Given problem:
Locate the word "چوڑائی" in the material, then show every line that holds it.

Data entries:
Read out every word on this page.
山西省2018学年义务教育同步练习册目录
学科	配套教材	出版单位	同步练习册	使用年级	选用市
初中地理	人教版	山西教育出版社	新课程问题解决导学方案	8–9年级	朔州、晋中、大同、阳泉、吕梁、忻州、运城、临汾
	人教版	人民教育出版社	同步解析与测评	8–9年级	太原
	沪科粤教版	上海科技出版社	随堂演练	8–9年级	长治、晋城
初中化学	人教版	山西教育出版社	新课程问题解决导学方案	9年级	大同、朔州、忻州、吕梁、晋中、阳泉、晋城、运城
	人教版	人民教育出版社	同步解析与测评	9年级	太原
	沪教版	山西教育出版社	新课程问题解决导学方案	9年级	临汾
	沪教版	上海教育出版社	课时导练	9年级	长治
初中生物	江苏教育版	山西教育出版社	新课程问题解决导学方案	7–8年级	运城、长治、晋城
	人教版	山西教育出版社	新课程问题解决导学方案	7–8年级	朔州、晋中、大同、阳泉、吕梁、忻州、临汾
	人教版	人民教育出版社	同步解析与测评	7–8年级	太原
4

...

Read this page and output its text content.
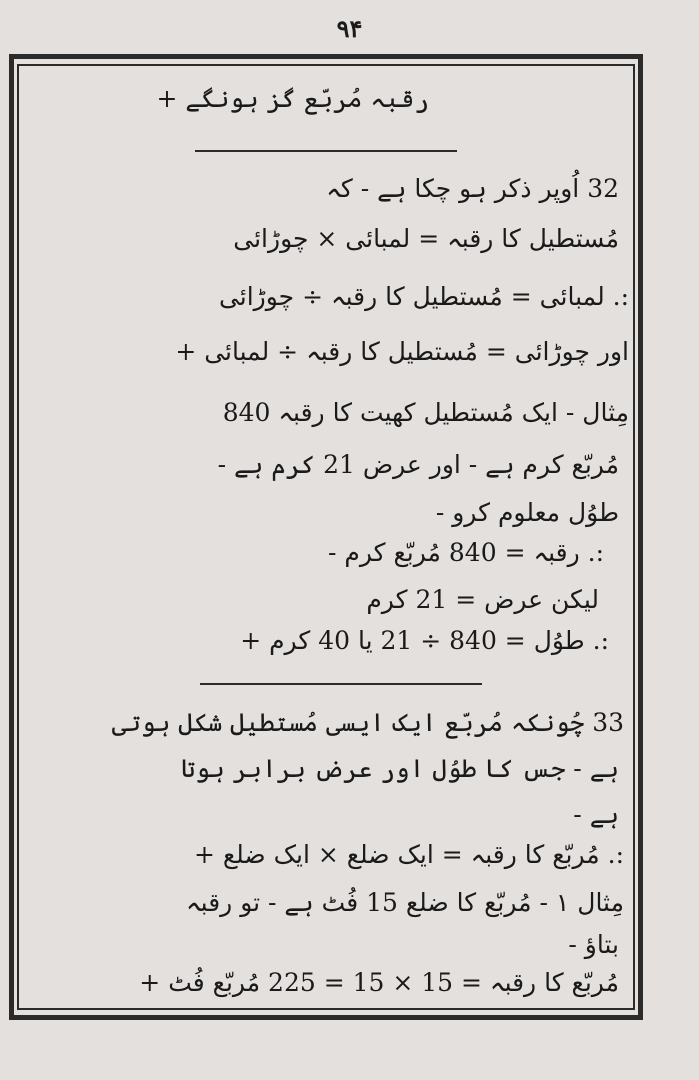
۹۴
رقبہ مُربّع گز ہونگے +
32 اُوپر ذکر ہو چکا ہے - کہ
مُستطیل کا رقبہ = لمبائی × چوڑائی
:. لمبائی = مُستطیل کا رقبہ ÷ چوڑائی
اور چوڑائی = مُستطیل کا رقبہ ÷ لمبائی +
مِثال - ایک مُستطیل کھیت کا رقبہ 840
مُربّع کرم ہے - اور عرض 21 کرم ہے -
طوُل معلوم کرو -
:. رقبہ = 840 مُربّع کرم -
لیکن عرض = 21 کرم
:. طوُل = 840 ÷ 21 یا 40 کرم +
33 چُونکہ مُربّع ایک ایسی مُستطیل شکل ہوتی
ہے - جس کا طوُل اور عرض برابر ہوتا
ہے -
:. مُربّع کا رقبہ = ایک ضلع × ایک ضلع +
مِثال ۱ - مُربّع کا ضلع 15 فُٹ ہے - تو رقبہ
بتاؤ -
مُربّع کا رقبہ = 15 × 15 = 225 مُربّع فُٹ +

Correct result:
مُستطیل کا رقبہ = لمبائی × چوڑائی
:. لمبائی = مُستطیل کا رقبہ ÷ چوڑائی
اور چوڑائی = مُستطیل کا رقبہ ÷ لمبائی +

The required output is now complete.